● Short exercise:
Show all lines of the listing that hold the word "ATHENS".

● Supplied records:
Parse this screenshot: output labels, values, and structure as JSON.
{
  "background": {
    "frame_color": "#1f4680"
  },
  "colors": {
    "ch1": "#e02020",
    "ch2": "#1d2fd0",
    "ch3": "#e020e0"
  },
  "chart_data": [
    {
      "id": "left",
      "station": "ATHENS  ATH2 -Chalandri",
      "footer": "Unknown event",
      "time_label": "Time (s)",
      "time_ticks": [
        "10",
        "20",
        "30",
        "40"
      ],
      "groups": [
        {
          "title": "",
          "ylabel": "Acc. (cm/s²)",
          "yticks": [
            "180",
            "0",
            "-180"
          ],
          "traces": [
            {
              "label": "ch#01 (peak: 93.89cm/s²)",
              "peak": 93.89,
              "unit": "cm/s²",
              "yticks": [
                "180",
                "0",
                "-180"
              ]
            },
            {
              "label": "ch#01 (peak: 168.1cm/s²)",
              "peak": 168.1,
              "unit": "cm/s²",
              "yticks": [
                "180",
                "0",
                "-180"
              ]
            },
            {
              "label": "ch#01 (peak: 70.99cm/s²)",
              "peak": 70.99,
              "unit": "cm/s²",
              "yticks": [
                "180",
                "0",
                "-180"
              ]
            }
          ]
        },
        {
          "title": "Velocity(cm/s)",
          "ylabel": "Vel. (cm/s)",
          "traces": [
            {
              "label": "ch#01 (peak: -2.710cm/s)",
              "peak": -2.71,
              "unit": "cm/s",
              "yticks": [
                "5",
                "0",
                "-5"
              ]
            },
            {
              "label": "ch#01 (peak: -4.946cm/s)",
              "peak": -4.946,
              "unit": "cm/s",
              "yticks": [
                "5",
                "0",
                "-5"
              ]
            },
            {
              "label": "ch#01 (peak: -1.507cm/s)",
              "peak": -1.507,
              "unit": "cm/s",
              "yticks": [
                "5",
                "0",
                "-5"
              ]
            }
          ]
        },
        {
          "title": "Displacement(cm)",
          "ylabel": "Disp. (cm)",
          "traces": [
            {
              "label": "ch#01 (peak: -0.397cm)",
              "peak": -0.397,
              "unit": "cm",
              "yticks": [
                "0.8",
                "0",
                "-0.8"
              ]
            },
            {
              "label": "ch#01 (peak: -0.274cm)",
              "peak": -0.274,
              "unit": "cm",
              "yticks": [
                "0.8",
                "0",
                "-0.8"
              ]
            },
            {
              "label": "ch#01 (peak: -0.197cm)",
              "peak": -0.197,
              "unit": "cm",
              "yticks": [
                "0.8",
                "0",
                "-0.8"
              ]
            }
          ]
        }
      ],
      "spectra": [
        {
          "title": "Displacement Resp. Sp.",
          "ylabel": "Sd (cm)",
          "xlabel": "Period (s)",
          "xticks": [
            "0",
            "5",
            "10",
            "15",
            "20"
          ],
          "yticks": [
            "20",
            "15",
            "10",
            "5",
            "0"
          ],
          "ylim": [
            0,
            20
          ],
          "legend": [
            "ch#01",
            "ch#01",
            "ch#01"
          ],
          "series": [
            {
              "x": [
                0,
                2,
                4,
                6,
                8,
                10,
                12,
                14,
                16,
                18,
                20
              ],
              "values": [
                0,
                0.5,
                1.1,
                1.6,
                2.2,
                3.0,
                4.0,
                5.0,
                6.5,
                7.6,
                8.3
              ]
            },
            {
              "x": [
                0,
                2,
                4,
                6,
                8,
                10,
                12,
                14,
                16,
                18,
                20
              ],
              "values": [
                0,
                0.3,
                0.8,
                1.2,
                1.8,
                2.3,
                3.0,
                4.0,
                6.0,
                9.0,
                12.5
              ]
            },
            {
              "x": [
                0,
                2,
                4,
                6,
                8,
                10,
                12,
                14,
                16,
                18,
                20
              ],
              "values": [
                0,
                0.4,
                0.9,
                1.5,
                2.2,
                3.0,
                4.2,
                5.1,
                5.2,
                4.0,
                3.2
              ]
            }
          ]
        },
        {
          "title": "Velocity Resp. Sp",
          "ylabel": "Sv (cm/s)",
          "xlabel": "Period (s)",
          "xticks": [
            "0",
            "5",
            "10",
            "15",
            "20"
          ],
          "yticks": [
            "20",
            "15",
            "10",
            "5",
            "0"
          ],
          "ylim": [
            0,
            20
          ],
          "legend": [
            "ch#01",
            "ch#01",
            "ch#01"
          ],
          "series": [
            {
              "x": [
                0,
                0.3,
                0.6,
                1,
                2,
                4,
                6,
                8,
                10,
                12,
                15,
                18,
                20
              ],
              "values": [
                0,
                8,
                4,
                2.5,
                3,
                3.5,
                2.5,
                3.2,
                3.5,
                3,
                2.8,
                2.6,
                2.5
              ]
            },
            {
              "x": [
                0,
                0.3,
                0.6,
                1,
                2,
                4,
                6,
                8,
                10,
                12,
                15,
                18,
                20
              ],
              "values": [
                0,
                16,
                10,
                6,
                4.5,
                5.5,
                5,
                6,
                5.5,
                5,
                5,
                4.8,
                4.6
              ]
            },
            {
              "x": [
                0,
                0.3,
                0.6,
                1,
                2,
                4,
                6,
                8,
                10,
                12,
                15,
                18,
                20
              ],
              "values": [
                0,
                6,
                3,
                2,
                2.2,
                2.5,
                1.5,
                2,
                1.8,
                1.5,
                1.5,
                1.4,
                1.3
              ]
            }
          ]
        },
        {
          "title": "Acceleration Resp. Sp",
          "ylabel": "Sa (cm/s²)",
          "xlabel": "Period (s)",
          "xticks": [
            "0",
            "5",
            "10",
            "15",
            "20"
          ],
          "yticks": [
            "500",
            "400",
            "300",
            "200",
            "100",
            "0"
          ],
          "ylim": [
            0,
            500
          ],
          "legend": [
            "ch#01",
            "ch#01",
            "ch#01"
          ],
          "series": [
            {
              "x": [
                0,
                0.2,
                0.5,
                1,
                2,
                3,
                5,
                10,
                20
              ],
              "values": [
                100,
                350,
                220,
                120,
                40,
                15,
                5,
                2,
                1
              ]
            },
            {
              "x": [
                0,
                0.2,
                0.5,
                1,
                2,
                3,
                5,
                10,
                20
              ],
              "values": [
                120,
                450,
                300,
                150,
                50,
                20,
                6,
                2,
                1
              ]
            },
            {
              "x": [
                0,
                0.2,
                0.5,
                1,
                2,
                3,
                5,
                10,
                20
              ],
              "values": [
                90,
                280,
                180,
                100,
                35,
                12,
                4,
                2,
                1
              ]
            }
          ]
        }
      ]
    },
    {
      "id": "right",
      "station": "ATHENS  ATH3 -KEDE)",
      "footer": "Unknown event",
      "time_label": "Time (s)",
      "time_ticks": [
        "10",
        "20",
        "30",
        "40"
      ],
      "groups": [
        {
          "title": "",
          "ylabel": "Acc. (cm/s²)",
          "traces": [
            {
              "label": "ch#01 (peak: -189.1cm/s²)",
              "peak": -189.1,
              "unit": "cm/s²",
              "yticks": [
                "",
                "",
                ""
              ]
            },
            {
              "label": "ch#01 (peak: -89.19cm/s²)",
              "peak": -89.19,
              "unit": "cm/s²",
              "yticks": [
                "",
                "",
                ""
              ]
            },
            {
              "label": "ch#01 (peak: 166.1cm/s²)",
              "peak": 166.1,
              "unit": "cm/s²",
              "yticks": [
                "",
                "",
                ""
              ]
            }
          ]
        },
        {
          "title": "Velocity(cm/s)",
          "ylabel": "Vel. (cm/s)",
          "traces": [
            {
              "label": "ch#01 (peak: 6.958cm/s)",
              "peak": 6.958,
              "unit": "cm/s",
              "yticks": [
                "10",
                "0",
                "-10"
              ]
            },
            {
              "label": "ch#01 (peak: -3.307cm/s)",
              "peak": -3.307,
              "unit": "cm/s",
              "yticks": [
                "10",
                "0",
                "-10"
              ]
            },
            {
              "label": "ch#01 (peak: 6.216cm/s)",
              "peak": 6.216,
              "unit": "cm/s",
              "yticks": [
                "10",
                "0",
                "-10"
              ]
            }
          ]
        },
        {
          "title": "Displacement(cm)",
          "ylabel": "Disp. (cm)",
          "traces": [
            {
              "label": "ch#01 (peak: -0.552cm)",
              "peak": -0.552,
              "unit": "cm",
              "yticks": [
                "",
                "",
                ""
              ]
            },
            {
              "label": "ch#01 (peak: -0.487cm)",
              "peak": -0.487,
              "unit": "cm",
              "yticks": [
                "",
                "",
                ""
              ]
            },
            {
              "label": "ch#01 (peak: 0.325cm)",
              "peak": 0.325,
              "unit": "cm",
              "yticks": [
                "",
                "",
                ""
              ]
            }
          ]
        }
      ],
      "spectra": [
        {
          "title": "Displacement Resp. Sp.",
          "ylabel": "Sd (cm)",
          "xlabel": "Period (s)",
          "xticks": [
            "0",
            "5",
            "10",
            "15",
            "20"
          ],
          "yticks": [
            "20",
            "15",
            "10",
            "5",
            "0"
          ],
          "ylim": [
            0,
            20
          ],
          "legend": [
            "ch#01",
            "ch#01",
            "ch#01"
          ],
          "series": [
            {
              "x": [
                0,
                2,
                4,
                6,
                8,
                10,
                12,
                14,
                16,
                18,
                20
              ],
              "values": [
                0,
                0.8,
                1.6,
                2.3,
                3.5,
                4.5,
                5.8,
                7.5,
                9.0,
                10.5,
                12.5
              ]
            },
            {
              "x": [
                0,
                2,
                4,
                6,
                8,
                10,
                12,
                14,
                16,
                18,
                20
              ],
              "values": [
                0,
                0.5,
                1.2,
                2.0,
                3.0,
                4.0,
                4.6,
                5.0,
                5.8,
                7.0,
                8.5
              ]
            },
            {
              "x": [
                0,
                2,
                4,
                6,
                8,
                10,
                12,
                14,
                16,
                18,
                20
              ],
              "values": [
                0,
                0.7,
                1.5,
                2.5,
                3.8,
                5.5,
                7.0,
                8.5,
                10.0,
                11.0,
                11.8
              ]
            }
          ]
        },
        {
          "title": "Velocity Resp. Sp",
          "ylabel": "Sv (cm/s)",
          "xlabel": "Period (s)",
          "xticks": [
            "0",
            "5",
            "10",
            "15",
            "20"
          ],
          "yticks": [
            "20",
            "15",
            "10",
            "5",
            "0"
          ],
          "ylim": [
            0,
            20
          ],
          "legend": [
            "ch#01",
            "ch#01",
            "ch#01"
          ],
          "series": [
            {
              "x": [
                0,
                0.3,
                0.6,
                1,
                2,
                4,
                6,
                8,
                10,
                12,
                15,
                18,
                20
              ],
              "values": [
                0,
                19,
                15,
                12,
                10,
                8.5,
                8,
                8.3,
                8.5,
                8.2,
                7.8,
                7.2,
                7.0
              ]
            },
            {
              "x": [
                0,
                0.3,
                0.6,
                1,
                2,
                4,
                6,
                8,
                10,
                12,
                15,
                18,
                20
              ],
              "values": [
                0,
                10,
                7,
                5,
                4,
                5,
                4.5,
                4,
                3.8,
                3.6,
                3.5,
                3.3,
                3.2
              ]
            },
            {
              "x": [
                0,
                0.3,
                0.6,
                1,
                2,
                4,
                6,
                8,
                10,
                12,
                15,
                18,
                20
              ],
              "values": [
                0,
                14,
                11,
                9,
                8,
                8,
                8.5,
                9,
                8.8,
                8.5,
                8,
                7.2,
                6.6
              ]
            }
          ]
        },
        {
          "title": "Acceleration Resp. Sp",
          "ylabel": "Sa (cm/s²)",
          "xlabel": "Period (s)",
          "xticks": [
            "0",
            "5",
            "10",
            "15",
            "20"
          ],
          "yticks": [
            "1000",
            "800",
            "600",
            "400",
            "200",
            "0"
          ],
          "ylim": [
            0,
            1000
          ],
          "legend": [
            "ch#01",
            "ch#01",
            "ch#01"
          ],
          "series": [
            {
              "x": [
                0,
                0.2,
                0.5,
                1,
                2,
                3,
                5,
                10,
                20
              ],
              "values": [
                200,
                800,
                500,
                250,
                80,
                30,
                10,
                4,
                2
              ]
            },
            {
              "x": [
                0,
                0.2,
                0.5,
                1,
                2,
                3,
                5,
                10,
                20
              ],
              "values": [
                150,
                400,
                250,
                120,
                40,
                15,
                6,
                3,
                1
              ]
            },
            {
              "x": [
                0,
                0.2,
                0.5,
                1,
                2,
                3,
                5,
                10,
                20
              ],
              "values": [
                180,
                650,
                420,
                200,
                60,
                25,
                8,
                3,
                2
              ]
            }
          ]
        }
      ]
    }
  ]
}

● Worked solution:
      "station": "ATHENS  ATH2 -Chalandri",
      "station": "ATHENS  ATH3 -KEDE)",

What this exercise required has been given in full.